## Set task
Transcribe the listing below word for word.

* begin Task data *

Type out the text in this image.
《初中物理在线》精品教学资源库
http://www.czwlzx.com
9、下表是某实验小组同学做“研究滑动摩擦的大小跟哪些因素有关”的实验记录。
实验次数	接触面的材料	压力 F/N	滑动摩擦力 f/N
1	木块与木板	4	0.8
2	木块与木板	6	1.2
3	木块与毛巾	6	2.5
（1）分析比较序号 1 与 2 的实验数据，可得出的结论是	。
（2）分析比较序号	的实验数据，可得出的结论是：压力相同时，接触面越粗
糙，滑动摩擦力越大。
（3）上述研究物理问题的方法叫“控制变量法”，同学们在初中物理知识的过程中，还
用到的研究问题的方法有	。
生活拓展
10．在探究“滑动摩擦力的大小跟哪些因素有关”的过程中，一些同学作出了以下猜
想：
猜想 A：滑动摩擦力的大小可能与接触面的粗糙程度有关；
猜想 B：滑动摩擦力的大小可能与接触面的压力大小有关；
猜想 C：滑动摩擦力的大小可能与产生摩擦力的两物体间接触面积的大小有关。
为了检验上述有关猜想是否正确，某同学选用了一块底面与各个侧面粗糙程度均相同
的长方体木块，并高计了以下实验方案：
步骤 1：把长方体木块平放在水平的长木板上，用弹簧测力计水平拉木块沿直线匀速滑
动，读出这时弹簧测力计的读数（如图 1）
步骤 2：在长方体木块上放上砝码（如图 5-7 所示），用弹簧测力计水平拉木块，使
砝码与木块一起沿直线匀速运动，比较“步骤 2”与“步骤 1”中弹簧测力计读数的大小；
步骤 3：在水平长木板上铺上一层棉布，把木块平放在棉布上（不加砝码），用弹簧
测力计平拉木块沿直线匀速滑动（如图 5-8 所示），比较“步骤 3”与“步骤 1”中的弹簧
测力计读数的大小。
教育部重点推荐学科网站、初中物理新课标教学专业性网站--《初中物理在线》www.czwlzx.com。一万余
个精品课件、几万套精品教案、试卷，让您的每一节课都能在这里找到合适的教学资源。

* end Task data *

## The completed task
Type out the text in this image.
《初中物理在线》精品教学资源库
http://www.czwlzx.com
9、下表是某实验小组同学做“研究滑动摩擦的大小跟哪些因素有关”的实验记录。
实验次数	接触面的材料	压力 F/N	滑动摩擦力 f/N
1	木块与木板	4	0.8
2	木块与木板	6	1.2
3	木块与毛巾	6	2.5
（1）分析比较序号 1 与 2 的实验数据，可得出的结论是	。
（2）分析比较序号	的实验数据，可得出的结论是：压力相同时，接触面越粗
糙，滑动摩擦力越大。
（3）上述研究物理问题的方法叫“控制变量法”，同学们在初中物理知识的过程中，还
用到的研究问题的方法有	。
生活拓展
10．在探究“滑动摩擦力的大小跟哪些因素有关”的过程中，一些同学作出了以下猜
想：
猜想 A：滑动摩擦力的大小可能与接触面的粗糙程度有关；
猜想 B：滑动摩擦力的大小可能与接触面的压力大小有关；
猜想 C：滑动摩擦力的大小可能与产生摩擦力的两物体间接触面积的大小有关。
为了检验上述有关猜想是否正确，某同学选用了一块底面与各个侧面粗糙程度均相同
的长方体木块，并高计了以下实验方案：
步骤 1：把长方体木块平放在水平的长木板上，用弹簧测力计水平拉木块沿直线匀速滑
动，读出这时弹簧测力计的读数（如图 1）
步骤 2：在长方体木块上放上砝码（如图 5-7 所示），用弹簧测力计水平拉木块，使
砝码与木块一起沿直线匀速运动，比较“步骤 2”与“步骤 1”中弹簧测力计读数的大小；
步骤 3：在水平长木板上铺上一层棉布，把木块平放在棉布上（不加砝码），用弹簧
测力计平拉木块沿直线匀速滑动（如图 5-8 所示），比较“步骤 3”与“步骤 1”中的弹簧
测力计读数的大小。
教育部重点推荐学科网站、初中物理新课标教学专业性网站--《初中物理在线》www.czwlzx.com。一万余
个精品课件、几万套精品教案、试卷，让您的每一节课都能在这里找到合适的教学资源。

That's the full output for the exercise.